-- Work to do --
Wherever the string "Capital" occurs in a line of these records, report that line.

Dataset records
═══

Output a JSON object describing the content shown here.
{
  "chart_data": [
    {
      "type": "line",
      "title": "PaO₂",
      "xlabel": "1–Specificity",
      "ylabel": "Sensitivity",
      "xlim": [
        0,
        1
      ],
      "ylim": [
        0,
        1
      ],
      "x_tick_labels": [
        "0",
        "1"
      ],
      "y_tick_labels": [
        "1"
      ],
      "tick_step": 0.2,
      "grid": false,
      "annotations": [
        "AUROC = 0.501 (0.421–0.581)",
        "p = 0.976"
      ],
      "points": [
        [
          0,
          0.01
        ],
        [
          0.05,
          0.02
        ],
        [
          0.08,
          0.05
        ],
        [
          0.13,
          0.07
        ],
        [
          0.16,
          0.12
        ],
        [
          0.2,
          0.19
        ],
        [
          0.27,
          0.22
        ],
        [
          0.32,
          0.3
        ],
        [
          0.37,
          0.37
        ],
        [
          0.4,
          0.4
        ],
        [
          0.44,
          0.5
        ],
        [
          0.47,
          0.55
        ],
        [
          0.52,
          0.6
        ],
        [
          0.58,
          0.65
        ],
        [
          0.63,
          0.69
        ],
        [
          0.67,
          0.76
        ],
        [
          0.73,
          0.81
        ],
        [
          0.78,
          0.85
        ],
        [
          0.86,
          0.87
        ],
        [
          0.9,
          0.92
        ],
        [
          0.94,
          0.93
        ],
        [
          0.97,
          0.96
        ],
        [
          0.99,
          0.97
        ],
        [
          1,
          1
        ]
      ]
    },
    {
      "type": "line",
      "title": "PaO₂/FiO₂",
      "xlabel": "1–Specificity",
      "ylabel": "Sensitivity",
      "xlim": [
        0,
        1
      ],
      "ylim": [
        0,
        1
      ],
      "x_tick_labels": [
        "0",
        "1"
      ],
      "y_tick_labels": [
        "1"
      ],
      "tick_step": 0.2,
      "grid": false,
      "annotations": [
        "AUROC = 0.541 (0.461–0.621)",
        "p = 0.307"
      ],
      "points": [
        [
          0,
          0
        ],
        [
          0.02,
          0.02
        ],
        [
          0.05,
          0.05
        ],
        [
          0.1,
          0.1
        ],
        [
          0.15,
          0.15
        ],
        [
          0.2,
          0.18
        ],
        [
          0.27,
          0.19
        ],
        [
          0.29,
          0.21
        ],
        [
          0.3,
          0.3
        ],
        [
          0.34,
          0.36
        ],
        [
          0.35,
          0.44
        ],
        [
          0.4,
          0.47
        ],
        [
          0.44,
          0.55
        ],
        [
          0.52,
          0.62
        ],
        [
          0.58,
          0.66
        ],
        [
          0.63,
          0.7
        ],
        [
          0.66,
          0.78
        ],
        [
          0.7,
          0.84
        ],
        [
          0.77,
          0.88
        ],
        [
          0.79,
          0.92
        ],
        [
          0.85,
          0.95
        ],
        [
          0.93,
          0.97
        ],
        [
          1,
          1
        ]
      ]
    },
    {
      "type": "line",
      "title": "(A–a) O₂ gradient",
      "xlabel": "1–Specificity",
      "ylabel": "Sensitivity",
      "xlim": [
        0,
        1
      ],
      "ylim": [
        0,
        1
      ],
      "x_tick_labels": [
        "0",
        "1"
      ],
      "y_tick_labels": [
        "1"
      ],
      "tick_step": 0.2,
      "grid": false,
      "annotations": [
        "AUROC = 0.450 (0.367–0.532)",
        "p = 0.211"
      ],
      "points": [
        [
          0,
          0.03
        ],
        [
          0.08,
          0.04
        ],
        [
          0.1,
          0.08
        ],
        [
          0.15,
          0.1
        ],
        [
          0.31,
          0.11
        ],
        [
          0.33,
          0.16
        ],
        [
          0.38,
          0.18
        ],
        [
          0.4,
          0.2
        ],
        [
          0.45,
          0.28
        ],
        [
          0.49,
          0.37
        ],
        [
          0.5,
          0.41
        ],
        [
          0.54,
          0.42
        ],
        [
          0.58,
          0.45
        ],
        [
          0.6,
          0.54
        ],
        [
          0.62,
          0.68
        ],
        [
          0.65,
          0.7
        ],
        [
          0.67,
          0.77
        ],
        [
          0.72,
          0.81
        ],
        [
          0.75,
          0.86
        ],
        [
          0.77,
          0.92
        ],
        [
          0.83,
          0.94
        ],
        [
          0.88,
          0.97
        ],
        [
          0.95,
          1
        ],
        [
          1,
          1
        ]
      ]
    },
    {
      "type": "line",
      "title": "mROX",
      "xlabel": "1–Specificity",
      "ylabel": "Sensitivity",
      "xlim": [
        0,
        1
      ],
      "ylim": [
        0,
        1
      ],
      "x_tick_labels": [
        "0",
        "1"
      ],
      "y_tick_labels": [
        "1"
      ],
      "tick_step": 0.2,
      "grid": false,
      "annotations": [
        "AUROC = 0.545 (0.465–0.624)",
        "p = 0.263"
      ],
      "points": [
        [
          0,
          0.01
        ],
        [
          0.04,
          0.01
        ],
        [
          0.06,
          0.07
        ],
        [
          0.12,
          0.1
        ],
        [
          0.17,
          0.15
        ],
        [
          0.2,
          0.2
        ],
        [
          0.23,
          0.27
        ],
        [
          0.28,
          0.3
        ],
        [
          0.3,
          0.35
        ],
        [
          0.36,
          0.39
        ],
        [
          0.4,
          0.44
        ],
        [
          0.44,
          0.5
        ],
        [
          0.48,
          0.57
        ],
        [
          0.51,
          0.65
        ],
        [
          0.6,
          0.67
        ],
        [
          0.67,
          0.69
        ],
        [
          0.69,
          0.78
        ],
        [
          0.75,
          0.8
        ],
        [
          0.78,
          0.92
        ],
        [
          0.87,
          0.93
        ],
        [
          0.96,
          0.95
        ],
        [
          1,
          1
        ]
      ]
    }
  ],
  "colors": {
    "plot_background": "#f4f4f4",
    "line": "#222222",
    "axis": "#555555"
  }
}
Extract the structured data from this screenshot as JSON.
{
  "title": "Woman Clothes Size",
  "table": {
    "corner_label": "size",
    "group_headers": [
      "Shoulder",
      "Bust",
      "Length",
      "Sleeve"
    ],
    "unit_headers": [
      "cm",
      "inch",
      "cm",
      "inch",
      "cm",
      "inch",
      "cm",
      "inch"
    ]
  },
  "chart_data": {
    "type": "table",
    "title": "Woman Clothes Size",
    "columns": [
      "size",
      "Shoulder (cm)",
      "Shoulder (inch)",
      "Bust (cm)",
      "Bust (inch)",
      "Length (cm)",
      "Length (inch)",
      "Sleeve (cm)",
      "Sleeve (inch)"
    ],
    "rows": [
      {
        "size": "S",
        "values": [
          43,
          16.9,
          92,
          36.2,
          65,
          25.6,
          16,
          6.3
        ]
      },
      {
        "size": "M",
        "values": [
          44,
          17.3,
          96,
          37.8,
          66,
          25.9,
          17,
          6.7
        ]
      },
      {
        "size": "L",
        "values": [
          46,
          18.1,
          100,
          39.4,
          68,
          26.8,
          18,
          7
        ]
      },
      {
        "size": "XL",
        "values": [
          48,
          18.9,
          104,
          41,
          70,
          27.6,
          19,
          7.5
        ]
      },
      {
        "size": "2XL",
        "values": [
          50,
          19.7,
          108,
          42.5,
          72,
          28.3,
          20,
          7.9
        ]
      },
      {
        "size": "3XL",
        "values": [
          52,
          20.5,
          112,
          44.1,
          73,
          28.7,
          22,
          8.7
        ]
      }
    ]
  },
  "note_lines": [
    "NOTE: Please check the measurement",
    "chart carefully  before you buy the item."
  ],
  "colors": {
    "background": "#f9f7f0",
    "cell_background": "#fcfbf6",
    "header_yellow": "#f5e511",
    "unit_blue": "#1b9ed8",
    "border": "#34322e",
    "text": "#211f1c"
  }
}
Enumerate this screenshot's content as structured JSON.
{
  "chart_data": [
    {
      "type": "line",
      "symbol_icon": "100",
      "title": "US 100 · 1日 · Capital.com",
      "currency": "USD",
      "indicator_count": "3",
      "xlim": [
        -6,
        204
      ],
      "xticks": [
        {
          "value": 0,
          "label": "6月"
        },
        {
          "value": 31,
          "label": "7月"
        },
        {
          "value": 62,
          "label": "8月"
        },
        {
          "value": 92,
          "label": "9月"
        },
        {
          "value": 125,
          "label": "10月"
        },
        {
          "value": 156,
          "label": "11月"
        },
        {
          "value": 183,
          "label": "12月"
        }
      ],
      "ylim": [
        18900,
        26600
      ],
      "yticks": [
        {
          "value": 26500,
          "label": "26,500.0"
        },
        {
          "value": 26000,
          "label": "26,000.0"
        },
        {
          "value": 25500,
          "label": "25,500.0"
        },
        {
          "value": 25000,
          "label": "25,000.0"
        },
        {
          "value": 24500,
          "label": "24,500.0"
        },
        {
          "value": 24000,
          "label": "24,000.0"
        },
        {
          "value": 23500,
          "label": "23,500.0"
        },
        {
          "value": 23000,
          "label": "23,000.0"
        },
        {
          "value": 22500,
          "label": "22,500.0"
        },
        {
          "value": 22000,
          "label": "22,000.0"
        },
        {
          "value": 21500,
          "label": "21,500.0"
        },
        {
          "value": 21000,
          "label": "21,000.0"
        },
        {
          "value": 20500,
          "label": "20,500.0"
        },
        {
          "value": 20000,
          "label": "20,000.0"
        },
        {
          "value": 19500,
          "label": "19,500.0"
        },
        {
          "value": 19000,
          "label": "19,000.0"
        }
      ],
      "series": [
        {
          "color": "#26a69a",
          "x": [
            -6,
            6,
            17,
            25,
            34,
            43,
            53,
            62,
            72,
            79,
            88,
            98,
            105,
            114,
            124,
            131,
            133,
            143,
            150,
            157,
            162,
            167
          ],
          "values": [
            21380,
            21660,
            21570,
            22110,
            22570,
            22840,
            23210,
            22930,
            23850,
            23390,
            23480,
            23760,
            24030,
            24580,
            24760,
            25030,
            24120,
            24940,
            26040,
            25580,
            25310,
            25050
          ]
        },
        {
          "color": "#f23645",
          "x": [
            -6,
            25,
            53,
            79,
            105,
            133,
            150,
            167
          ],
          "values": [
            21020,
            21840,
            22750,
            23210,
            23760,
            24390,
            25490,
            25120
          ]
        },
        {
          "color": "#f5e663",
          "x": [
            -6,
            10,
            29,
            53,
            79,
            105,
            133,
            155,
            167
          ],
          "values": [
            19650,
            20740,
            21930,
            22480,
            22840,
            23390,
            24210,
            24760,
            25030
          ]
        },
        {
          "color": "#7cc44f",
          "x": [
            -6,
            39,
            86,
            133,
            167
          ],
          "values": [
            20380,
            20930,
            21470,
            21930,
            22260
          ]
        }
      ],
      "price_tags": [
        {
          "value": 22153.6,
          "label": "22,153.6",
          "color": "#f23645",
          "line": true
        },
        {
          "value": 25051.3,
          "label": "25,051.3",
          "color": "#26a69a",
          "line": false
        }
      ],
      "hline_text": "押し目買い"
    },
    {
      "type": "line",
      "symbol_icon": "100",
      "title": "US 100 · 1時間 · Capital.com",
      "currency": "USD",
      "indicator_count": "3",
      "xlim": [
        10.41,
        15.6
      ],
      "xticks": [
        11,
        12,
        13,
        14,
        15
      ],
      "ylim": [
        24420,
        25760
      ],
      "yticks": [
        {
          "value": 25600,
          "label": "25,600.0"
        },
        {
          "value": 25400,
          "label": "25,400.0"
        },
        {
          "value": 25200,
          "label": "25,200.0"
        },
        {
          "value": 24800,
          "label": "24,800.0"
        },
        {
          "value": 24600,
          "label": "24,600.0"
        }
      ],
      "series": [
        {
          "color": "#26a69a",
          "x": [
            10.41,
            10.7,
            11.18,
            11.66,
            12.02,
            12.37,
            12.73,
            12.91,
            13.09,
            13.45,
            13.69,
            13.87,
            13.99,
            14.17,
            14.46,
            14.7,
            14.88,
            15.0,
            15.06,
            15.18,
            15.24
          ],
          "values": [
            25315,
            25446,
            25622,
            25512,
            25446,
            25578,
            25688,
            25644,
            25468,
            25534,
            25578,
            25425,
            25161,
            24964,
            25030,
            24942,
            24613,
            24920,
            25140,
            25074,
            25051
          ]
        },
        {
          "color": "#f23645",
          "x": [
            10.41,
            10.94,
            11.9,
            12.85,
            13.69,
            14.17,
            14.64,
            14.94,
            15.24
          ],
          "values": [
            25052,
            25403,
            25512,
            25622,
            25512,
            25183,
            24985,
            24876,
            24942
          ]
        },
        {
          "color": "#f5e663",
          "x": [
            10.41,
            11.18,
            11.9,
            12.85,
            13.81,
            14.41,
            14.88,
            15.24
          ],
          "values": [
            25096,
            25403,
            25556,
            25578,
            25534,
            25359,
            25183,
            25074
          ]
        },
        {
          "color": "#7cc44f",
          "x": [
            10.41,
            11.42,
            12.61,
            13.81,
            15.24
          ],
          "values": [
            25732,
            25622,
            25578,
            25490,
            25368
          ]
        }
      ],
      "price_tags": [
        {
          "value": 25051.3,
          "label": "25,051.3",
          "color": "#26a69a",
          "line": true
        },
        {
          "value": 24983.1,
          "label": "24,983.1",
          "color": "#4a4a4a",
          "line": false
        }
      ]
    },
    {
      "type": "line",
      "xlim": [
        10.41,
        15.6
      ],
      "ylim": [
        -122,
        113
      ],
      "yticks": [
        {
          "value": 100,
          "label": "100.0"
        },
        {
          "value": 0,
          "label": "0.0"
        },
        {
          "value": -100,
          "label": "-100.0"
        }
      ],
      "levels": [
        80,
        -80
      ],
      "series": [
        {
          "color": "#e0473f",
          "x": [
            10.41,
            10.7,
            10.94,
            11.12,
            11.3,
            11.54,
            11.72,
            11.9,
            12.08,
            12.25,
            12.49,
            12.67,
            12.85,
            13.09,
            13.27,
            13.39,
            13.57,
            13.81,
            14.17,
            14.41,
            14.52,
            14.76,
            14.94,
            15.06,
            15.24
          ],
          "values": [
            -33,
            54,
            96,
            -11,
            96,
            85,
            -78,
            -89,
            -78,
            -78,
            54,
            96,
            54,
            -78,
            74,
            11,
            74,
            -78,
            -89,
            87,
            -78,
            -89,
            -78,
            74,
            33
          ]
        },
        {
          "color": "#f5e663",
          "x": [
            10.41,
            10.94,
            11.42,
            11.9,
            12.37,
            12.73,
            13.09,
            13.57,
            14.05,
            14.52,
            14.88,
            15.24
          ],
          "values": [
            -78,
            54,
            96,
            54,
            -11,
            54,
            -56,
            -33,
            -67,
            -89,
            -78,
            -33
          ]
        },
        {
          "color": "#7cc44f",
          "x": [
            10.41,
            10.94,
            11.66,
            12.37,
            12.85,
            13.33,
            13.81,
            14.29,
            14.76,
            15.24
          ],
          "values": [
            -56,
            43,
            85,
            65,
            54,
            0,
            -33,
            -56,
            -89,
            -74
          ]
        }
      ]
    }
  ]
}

═══

-- Final answer --
      "title": "US 100 · 1日 · Capital.com",
      "title": "US 100 · 1時間 · Capital.com",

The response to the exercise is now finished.